What you should do:
All lines below containing "naive" are to be listed.
>>>
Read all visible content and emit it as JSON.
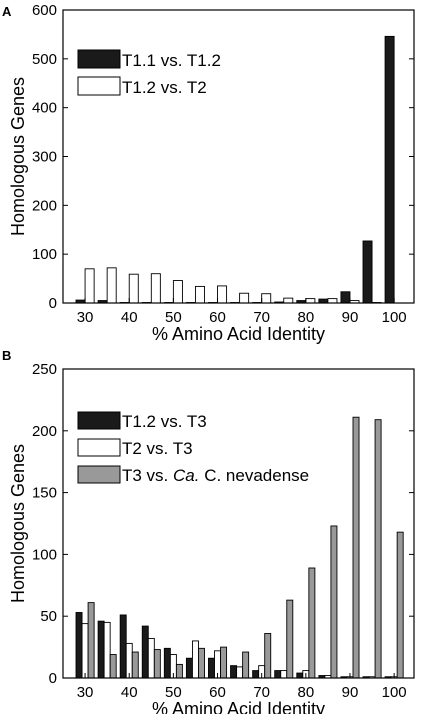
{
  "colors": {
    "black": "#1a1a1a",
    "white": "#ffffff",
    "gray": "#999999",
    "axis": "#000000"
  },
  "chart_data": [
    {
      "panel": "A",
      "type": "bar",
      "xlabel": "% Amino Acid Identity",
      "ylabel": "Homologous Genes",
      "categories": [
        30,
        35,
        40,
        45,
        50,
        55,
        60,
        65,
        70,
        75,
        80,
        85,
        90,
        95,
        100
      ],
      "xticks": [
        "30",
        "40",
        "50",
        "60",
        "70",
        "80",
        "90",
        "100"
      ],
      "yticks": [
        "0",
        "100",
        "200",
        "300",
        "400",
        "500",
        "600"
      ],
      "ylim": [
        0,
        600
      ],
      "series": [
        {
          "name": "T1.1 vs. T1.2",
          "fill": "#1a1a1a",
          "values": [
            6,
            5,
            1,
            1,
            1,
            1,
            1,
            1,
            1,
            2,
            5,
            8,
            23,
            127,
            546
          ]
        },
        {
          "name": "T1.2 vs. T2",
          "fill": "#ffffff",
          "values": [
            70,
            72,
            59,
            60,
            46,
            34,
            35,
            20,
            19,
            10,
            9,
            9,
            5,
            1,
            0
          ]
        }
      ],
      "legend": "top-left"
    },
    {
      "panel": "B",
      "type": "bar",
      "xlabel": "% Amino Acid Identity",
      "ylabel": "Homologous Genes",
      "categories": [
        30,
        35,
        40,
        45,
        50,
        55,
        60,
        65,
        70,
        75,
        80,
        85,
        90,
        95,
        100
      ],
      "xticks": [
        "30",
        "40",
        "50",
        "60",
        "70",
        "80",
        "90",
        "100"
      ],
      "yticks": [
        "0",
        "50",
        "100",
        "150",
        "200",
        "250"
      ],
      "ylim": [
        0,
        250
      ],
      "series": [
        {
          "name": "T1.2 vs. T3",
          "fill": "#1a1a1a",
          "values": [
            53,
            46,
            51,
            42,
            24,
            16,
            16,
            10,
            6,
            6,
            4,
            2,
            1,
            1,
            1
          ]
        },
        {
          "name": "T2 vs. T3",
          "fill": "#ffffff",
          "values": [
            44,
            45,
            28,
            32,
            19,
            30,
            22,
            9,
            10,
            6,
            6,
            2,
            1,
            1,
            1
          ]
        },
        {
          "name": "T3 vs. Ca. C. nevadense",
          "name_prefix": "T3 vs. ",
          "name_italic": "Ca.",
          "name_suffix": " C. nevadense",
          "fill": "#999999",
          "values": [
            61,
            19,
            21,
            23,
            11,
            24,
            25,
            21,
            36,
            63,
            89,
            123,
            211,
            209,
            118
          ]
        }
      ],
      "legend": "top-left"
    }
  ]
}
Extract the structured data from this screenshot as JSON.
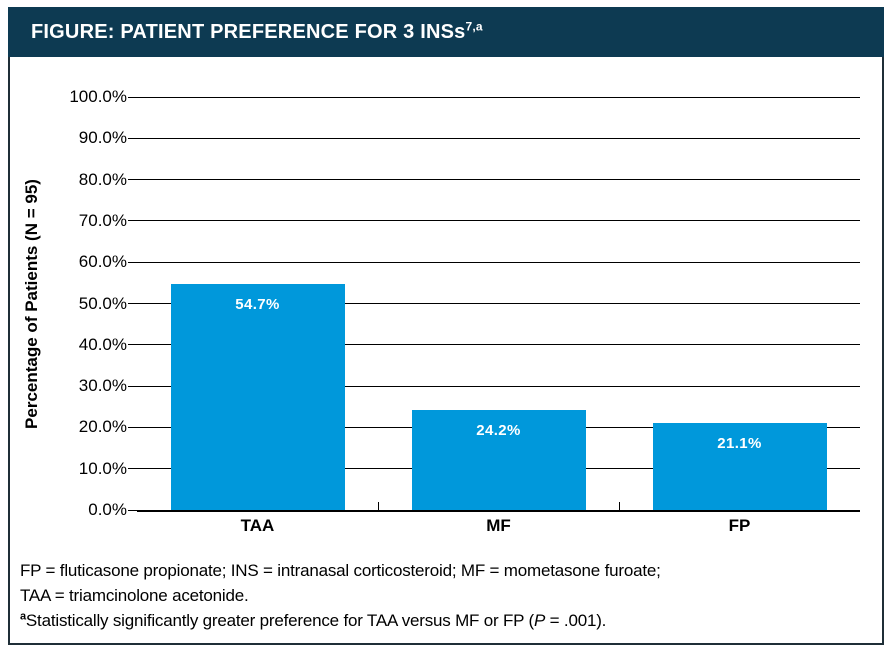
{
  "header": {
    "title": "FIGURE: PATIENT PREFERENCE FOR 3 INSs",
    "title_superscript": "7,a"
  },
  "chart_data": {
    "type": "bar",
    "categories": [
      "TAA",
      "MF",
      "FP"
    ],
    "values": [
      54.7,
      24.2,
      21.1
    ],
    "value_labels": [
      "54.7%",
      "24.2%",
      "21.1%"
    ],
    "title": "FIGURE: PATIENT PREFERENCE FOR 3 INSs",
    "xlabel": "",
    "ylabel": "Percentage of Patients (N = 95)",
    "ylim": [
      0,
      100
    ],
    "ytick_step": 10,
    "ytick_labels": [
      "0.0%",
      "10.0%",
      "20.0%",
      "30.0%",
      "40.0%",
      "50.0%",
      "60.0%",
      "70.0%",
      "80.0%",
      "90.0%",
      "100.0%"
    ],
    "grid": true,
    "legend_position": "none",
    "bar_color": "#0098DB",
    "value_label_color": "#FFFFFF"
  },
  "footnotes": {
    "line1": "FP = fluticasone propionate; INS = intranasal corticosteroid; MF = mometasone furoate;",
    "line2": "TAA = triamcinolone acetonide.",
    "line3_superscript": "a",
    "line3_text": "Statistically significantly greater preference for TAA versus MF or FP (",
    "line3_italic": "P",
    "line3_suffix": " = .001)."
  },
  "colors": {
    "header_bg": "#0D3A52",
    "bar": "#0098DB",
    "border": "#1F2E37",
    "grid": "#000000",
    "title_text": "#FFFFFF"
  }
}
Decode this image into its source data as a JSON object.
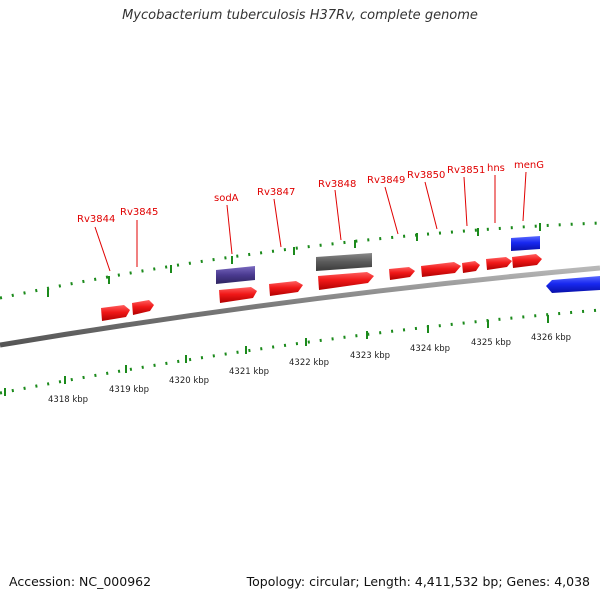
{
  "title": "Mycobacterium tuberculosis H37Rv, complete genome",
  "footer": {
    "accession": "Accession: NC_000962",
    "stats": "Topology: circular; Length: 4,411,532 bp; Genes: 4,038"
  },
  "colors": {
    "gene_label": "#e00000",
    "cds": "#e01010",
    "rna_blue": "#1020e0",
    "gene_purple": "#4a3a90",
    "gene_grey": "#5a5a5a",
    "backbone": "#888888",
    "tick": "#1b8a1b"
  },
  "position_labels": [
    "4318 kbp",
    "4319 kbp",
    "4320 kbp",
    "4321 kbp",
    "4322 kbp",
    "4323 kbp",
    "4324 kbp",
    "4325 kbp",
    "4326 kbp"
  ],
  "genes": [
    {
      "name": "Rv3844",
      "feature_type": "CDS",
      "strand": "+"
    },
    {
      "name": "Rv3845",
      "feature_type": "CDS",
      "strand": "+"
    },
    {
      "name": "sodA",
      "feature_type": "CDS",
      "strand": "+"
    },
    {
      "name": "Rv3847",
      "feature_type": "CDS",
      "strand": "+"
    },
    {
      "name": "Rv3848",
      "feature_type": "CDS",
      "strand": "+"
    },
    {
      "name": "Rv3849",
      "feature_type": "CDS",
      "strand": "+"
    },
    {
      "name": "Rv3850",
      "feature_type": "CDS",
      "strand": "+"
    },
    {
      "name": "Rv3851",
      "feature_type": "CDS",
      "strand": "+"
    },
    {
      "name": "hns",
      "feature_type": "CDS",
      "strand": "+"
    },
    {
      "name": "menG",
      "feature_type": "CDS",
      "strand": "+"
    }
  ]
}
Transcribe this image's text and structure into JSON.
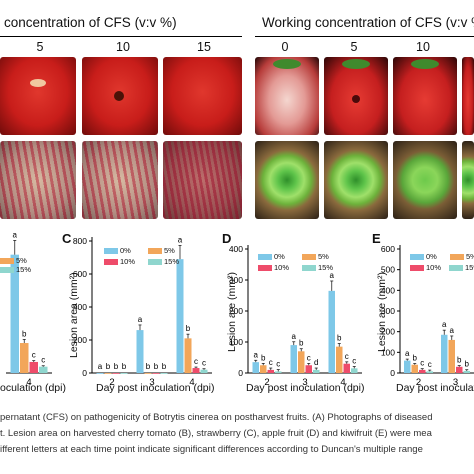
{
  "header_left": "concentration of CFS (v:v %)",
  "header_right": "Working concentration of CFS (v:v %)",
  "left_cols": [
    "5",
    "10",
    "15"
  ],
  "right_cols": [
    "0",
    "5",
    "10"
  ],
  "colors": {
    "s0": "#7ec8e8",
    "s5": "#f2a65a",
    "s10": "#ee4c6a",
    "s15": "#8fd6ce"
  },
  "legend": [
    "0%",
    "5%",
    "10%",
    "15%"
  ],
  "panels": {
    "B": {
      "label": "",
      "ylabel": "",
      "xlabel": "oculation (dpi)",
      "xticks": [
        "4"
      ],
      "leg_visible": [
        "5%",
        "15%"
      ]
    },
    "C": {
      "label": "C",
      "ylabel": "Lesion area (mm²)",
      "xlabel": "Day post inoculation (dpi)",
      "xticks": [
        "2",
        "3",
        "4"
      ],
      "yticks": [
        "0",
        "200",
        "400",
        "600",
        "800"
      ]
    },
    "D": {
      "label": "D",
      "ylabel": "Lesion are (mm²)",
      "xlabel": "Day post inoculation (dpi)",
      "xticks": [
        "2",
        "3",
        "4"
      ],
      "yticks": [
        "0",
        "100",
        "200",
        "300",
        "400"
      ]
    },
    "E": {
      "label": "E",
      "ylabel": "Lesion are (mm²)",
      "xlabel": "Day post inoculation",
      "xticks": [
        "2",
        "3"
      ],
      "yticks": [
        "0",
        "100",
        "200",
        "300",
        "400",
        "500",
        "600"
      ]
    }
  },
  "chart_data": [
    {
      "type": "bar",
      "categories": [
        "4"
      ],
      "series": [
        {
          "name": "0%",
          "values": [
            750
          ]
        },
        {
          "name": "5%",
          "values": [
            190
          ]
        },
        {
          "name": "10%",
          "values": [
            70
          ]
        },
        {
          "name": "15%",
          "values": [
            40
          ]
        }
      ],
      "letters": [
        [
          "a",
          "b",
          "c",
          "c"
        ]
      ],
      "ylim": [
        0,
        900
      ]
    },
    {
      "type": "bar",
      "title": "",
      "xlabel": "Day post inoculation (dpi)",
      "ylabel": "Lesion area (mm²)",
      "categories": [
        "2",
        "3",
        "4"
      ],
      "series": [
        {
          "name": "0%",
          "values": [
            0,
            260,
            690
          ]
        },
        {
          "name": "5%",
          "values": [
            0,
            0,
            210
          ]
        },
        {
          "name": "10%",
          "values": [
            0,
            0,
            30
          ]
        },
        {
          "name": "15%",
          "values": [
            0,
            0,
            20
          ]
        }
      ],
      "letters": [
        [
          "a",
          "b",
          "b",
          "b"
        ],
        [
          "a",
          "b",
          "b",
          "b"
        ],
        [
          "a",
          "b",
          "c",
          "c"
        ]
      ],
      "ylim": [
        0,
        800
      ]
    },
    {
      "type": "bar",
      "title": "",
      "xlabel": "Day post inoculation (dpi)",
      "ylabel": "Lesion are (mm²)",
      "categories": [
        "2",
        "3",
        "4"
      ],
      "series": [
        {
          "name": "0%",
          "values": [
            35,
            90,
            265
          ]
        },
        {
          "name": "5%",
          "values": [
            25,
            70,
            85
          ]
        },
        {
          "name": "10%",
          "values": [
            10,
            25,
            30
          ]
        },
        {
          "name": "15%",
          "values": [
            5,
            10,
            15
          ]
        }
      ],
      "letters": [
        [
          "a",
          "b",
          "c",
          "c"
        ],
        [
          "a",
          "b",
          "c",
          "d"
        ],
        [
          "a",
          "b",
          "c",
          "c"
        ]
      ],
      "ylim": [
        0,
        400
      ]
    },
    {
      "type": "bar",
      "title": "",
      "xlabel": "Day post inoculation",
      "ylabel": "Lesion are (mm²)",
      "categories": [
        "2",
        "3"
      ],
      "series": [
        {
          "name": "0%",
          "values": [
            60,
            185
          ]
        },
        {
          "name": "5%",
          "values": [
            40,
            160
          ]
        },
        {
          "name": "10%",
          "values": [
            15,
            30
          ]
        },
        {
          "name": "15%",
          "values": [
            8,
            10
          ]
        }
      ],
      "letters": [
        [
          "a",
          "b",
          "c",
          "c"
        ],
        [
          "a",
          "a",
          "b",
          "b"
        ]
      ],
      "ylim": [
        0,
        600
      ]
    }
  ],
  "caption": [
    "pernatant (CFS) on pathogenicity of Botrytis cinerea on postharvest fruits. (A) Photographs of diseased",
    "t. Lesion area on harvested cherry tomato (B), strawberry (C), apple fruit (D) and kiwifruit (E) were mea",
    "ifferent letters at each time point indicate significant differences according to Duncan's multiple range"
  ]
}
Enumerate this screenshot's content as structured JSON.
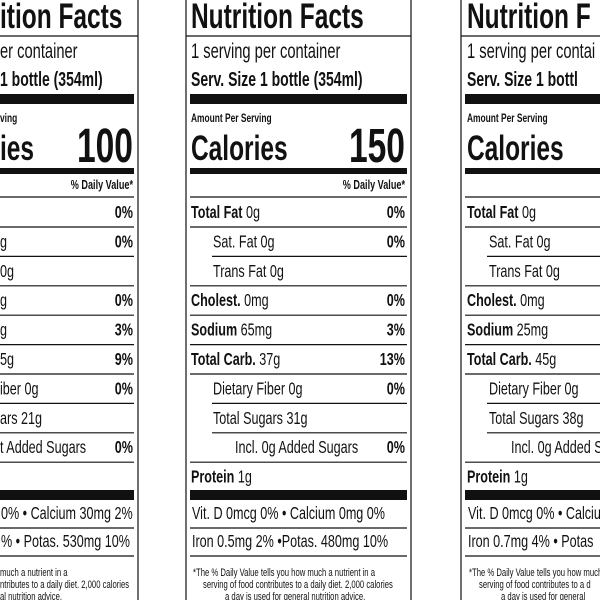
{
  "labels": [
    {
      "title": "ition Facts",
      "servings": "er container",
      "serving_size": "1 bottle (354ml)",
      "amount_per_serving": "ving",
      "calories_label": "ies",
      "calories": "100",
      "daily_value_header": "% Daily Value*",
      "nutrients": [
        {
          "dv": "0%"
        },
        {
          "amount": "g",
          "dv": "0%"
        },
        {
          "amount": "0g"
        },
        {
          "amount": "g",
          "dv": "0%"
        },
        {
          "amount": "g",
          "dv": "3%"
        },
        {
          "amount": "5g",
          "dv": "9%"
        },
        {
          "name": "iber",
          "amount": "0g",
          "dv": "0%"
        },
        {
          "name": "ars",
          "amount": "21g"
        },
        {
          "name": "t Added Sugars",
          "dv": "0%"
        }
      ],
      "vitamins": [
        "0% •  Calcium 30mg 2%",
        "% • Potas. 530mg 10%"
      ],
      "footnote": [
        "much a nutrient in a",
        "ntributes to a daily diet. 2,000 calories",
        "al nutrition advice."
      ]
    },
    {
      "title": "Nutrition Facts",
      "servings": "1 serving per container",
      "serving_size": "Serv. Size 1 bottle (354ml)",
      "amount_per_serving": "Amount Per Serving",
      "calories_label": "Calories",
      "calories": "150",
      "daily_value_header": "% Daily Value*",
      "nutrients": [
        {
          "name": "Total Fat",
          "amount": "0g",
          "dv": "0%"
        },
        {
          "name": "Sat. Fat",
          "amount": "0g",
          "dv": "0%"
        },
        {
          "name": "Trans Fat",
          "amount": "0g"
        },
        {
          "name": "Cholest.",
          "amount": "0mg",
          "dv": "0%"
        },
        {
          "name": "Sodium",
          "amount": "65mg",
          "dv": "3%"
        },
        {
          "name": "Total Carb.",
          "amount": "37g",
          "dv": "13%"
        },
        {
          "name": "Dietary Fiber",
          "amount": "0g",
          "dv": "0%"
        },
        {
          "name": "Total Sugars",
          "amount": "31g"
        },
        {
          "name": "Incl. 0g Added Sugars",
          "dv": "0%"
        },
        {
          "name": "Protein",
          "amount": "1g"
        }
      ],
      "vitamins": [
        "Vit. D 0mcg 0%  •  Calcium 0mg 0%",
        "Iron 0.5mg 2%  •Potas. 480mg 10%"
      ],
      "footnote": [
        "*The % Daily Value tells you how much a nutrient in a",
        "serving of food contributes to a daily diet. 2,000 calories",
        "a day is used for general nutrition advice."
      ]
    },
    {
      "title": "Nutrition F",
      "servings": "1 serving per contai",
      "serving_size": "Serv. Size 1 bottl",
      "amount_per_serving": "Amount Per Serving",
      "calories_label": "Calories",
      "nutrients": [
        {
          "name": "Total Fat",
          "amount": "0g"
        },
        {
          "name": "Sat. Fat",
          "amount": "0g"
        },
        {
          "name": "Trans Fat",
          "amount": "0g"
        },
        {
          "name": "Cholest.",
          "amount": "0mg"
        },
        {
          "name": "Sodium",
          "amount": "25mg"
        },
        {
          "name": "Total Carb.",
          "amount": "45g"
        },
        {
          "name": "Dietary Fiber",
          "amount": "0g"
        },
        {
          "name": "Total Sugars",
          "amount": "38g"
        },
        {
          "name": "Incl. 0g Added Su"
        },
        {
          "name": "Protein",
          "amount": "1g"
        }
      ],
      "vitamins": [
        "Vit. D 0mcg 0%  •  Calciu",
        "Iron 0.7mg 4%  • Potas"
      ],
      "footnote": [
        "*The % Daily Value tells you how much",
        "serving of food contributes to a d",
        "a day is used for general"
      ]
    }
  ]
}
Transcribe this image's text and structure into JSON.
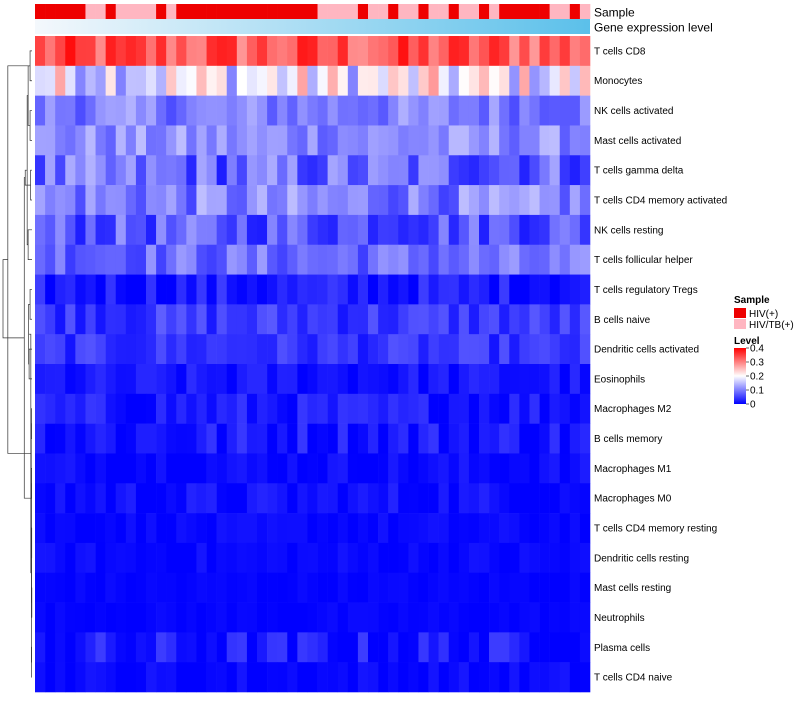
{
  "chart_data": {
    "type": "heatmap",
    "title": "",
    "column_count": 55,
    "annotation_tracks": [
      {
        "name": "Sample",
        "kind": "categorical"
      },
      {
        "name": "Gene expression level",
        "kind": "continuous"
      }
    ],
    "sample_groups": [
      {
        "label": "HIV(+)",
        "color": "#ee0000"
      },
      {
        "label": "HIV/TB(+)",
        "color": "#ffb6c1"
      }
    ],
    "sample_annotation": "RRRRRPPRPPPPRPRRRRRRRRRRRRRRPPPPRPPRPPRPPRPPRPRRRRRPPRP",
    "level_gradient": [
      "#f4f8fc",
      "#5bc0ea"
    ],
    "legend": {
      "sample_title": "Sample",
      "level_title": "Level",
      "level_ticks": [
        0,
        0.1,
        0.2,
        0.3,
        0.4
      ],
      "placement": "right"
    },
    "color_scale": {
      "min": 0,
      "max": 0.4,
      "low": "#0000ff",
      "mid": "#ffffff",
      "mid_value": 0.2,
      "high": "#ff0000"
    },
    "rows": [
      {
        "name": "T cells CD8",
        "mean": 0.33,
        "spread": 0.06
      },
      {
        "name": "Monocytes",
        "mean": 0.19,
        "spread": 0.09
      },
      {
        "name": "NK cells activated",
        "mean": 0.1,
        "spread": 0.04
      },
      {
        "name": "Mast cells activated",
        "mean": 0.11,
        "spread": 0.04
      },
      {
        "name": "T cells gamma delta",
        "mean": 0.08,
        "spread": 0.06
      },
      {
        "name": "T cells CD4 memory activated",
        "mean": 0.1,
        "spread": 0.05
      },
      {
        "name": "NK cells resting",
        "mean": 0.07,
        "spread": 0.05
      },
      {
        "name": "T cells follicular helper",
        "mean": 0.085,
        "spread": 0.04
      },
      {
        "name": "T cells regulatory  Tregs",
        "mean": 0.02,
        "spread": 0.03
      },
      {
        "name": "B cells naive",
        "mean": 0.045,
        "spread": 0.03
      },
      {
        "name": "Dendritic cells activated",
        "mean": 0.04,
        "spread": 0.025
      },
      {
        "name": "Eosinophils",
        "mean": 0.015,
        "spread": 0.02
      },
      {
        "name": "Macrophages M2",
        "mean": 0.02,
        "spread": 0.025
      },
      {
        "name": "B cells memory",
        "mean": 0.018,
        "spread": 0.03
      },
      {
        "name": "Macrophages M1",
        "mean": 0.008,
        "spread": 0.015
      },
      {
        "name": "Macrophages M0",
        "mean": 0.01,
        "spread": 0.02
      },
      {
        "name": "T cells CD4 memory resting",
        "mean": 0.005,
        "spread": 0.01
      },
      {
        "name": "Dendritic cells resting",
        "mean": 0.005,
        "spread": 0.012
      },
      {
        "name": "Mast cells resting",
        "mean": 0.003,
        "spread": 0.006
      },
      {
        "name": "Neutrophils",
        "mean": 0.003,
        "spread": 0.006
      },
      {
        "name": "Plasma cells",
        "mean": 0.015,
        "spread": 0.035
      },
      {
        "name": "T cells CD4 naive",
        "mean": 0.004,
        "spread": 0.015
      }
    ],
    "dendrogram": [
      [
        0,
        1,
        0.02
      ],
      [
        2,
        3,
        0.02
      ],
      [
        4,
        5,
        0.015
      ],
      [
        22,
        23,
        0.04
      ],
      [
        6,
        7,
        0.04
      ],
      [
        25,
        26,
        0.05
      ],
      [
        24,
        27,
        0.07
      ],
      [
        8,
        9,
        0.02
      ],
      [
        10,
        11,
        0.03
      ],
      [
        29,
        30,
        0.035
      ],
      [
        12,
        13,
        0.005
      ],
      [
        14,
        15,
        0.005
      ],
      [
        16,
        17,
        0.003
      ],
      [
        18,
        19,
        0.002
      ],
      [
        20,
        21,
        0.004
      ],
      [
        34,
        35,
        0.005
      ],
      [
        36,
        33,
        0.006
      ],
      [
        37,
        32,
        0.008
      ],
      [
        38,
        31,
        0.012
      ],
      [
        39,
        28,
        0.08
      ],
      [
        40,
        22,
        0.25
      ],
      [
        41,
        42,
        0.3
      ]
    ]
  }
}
<<<
Answer to this problem:
        "name": "B cells naive",
        "name": "T cells CD4 naive",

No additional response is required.